# Required work
Look below and pull out each line with the word "смеси".

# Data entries
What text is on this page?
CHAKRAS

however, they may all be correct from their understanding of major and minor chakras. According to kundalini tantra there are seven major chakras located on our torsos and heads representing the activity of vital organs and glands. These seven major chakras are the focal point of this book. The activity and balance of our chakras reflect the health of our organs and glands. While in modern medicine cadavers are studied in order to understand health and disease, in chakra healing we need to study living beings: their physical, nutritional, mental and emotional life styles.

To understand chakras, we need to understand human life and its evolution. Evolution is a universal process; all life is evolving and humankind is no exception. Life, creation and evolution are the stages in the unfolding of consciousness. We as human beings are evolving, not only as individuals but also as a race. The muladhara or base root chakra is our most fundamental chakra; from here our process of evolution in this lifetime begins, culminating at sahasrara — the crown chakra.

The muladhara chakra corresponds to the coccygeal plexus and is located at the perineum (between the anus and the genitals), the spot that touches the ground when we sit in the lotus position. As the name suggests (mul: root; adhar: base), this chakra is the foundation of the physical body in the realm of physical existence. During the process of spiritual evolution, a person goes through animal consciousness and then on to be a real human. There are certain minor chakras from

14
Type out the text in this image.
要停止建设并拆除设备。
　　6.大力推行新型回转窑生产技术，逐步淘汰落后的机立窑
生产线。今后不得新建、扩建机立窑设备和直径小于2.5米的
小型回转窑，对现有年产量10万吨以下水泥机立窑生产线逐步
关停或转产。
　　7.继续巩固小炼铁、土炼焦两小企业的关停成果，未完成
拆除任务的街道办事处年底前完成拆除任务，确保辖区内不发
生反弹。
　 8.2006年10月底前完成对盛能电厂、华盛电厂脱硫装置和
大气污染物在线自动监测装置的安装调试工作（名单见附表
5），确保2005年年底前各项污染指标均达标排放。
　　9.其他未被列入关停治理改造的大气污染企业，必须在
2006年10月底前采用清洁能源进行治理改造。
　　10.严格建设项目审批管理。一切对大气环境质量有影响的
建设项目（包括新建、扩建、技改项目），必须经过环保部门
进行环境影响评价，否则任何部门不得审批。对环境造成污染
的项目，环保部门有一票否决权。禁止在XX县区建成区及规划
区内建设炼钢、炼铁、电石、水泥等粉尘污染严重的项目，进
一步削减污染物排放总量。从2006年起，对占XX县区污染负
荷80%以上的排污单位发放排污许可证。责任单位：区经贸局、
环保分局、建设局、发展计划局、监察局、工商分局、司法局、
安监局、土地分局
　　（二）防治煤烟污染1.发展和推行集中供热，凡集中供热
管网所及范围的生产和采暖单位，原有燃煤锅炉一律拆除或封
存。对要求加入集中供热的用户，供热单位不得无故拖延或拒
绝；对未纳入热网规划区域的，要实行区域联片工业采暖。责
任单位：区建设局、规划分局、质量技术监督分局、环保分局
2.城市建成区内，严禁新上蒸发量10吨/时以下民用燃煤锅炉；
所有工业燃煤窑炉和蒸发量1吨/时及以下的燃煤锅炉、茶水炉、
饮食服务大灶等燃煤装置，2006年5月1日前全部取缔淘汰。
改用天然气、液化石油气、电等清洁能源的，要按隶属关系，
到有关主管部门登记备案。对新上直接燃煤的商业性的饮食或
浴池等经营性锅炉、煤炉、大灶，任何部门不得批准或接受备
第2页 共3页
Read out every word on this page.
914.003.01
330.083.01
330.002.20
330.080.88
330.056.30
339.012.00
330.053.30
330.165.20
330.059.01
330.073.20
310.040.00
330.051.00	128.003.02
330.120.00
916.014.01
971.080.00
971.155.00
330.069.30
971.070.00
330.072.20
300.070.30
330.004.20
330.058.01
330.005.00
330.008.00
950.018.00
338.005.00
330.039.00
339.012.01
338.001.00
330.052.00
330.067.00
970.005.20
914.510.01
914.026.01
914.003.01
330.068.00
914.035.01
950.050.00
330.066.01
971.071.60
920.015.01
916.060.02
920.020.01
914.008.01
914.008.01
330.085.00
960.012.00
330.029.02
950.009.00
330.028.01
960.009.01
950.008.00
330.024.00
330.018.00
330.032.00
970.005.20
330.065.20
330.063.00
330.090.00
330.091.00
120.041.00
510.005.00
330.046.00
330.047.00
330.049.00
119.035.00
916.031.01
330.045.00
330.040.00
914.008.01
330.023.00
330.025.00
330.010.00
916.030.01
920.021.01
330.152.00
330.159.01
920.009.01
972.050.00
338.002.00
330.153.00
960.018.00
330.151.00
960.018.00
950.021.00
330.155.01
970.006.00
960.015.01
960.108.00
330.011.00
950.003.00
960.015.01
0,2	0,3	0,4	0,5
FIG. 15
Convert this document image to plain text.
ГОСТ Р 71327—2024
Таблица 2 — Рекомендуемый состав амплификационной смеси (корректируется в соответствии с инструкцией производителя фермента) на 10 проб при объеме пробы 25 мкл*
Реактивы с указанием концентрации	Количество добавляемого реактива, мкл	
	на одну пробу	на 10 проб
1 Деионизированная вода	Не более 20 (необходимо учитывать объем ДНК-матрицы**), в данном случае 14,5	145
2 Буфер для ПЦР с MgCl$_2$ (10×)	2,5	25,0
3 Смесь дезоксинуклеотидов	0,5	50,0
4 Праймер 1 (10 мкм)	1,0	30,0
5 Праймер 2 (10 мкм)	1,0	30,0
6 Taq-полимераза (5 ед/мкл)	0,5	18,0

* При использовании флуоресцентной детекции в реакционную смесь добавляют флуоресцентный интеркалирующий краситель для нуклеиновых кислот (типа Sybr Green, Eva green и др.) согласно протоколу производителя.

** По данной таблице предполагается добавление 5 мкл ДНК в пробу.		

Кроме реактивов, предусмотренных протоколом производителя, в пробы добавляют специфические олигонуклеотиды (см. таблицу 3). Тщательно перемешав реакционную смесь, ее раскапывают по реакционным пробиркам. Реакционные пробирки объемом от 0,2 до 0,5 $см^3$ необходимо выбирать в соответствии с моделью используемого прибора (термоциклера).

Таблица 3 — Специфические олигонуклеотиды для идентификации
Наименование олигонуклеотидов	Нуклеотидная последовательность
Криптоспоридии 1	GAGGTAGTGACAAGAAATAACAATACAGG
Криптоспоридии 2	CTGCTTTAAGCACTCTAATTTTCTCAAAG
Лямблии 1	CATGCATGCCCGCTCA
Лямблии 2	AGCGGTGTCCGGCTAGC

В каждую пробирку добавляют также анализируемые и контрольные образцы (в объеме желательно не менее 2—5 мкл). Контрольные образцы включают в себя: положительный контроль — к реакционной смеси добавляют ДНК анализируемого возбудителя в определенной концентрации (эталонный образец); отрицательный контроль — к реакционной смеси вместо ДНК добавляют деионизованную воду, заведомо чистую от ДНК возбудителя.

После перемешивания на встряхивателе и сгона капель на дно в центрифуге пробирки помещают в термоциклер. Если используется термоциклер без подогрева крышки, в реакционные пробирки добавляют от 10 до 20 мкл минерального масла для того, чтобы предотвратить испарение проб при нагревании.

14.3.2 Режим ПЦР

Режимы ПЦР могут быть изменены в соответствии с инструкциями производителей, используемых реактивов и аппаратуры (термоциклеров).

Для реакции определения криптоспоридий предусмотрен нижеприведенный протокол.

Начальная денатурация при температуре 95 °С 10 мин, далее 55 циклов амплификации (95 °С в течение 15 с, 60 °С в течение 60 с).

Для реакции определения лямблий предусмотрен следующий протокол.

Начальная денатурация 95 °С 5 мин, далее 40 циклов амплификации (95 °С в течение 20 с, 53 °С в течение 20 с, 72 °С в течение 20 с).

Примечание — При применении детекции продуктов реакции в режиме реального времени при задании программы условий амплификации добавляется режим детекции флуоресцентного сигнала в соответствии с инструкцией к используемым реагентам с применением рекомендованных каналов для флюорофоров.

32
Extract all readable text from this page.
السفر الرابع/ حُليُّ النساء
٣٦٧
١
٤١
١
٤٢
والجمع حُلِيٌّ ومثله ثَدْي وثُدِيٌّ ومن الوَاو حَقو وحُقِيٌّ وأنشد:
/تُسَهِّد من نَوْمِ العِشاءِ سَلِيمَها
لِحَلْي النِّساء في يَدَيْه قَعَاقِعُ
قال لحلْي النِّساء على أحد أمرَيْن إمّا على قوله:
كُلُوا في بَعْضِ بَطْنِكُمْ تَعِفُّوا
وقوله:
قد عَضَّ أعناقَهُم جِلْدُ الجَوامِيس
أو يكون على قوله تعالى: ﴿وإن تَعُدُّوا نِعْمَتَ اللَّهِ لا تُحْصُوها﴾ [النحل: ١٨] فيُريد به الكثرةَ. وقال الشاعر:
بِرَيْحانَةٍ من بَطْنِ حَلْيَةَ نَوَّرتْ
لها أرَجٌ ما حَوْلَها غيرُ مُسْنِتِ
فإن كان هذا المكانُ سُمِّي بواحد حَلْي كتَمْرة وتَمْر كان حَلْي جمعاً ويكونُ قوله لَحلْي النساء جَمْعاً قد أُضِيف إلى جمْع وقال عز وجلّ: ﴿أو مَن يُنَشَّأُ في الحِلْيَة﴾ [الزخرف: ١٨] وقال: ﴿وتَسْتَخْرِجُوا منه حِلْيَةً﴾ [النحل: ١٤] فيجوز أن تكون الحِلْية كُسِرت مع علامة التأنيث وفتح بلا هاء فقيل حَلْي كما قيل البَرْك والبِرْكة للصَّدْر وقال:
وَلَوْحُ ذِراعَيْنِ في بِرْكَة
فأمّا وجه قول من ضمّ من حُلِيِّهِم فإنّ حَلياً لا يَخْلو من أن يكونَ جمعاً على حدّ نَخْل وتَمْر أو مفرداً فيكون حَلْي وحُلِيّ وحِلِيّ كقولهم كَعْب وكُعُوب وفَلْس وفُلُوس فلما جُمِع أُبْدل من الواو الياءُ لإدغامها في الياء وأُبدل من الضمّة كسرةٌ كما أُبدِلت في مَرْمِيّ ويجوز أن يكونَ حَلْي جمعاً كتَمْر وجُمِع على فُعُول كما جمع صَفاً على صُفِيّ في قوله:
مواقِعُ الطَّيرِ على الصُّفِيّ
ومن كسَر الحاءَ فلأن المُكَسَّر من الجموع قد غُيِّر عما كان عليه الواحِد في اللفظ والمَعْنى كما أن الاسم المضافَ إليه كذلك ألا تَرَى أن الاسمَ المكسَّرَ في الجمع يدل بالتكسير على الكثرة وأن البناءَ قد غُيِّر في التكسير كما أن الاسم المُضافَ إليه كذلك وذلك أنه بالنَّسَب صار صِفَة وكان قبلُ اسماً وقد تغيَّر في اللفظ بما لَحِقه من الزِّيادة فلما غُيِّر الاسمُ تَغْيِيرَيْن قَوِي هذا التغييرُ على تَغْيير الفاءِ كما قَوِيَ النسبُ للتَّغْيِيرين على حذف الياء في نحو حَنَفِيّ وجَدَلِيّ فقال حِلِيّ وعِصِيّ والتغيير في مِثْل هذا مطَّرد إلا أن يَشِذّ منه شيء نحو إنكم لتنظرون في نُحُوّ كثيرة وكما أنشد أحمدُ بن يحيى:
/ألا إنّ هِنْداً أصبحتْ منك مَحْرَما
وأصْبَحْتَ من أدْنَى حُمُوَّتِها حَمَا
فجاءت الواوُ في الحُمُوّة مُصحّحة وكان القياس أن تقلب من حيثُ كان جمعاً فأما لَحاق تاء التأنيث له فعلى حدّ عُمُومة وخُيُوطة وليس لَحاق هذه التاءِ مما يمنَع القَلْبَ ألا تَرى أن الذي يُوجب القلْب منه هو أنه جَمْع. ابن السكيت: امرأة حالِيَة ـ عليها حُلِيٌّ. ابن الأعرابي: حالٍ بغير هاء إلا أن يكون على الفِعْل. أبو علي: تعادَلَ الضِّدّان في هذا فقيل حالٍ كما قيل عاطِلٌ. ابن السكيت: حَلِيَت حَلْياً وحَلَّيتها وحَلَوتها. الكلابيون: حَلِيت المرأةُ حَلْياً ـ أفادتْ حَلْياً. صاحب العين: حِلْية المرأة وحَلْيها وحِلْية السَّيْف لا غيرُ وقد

# The completed task
Таблица 2 — Рекомендуемый состав амплификационной смеси (корректируется в соответствии с инструкцией производителя фермента) на 10 проб при объеме пробы 25 мкл*
В каждую пробирку добавляют также анализируемые и контрольные образцы (в объеме желательно не менее 2—5 мкл). Контрольные образцы включают в себя: положительный контроль — к реакционной смеси добавляют ДНК анализируемого возбудителя в определенной концентрации (эталонный образец); отрицательный контроль — к реакционной смеси вместо ДНК добавляют деионизованную воду, заведомо чистую от ДНК возбудителя.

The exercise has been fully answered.